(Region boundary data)
____________________
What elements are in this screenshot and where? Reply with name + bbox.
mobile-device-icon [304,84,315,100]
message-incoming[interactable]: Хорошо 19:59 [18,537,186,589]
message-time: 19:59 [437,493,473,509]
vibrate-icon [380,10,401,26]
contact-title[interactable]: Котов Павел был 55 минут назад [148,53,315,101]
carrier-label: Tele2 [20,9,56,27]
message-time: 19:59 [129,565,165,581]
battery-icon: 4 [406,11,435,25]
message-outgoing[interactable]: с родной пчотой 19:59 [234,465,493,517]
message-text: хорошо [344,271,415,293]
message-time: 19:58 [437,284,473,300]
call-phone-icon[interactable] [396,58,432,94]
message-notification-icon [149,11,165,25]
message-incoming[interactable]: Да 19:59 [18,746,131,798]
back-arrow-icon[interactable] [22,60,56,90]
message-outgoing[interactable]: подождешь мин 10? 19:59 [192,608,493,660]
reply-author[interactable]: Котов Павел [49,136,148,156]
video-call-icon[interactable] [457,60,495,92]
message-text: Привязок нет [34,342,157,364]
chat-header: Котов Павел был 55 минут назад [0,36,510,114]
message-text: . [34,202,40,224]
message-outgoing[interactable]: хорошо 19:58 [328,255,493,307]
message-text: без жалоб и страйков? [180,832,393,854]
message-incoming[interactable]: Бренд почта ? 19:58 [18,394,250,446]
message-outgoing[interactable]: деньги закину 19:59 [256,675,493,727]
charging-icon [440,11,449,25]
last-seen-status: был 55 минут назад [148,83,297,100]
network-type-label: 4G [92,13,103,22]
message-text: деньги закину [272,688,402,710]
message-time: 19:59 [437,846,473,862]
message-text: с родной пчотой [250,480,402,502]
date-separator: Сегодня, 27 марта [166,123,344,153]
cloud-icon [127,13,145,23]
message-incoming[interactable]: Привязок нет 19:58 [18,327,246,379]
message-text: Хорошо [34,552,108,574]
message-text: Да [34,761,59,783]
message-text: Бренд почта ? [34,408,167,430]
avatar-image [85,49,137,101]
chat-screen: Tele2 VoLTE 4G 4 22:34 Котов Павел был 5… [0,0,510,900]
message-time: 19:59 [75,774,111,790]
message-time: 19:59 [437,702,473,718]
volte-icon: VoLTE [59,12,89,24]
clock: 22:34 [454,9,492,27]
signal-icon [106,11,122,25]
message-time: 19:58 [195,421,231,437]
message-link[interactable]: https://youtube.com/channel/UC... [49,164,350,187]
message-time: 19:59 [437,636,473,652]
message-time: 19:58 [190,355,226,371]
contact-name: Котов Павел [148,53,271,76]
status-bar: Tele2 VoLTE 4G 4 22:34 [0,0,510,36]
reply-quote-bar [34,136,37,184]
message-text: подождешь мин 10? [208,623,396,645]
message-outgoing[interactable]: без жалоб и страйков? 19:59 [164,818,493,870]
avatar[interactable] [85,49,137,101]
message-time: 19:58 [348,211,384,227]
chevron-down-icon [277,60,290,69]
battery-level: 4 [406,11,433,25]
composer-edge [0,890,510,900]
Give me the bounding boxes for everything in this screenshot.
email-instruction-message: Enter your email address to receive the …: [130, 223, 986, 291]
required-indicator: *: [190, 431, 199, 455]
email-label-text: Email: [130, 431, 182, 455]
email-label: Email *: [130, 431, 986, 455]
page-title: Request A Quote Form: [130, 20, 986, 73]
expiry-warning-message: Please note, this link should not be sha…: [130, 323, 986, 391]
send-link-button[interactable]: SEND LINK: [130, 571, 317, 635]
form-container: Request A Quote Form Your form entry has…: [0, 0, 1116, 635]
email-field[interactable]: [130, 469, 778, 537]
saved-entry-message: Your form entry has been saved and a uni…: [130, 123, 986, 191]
____________________
**What is needed**:
Can you copy all of the entries again with every "interactable" swapped for "clickable", leaving everything else unchanged?

**Exercise solution**:
What elements are in this screenshot and where? Reply with name + bbox.
mobile-device-icon [304,84,315,100]
message-incoming[clickable]: Хорошо 19:59 [18,537,186,589]
message-time: 19:59 [437,493,473,509]
vibrate-icon [380,10,401,26]
contact-title[clickable]: Котов Павел был 55 минут назад [148,53,315,101]
carrier-label: Tele2 [20,9,56,27]
message-time: 19:59 [129,565,165,581]
battery-icon: 4 [406,11,435,25]
message-outgoing[clickable]: с родной пчотой 19:59 [234,465,493,517]
message-text: хорошо [344,271,415,293]
message-time: 19:58 [437,284,473,300]
call-phone-icon[clickable] [396,58,432,94]
message-notification-icon [149,11,165,25]
message-incoming[clickable]: Да 19:59 [18,746,131,798]
back-arrow-icon[clickable] [22,60,56,90]
message-outgoing[clickable]: подождешь мин 10? 19:59 [192,608,493,660]
reply-author[clickable]: Котов Павел [49,136,148,156]
video-call-icon[clickable] [457,60,495,92]
message-text: Привязок нет [34,342,157,364]
chat-header: Котов Павел был 55 минут назад [0,36,510,114]
message-text: . [34,202,40,224]
message-outgoing[clickable]: хорошо 19:58 [328,255,493,307]
message-text: без жалоб и страйков? [180,832,393,854]
message-incoming[clickable]: Бренд почта ? 19:58 [18,394,250,446]
message-outgoing[clickable]: деньги закину 19:59 [256,675,493,727]
charging-icon [440,11,449,25]
last-seen-status: был 55 минут назад [148,83,297,100]
network-type-label: 4G [92,13,103,22]
message-text: деньги закину [272,688,402,710]
message-time: 19:59 [437,846,473,862]
message-text: с родной пчотой [250,480,402,502]
date-separator: Сегодня, 27 марта [166,123,344,153]
cloud-icon [127,13,145,23]
message-incoming[clickable]: Привязок нет 19:58 [18,327,246,379]
message-text: Хорошо [34,552,108,574]
message-text: Да [34,761,59,783]
message-text: Бренд почта ? [34,408,167,430]
avatar-image [85,49,137,101]
chat-screen: Tele2 VoLTE 4G 4 22:34 Котов Павел был 5… [0,0,510,900]
message-time: 19:59 [75,774,111,790]
message-time: 19:59 [437,702,473,718]
volte-icon: VoLTE [59,12,89,24]
clock: 22:34 [454,9,492,27]
signal-icon [106,11,122,25]
message-time: 19:58 [195,421,231,437]
message-link[clickable]: https://youtube.com/channel/UC... [49,164,350,187]
message-time: 19:59 [437,636,473,652]
message-time: 19:58 [190,355,226,371]
contact-name: Котов Павел [148,53,271,76]
status-bar: Tele2 VoLTE 4G 4 22:34 [0,0,510,36]
reply-quote-bar [34,136,37,184]
message-text: подождешь мин 10? [208,623,396,645]
message-outgoing[clickable]: без жалоб и страйков? 19:59 [164,818,493,870]
avatar[clickable] [85,49,137,101]
message-time: 19:58 [348,211,384,227]
chevron-down-icon [277,60,290,69]
battery-level: 4 [406,11,433,25]
composer-edge [0,890,510,900]
Give me the bounding boxes for everything in this screenshot.
email-instruction-message: Enter your email address to receive the …: [130, 223, 986, 291]
required-indicator: *: [190, 431, 199, 455]
email-label-text: Email: [130, 431, 182, 455]
email-label: Email *: [130, 431, 986, 455]
page-title: Request A Quote Form: [130, 20, 986, 73]
expiry-warning-message: Please note, this link should not be sha…: [130, 323, 986, 391]
send-link-button[clickable]: SEND LINK: [130, 571, 317, 635]
form-container: Request A Quote Form Your form entry has…: [0, 0, 1116, 635]
email-field[clickable]: [130, 469, 778, 537]
saved-entry-message: Your form entry has been saved and a uni…: [130, 123, 986, 191]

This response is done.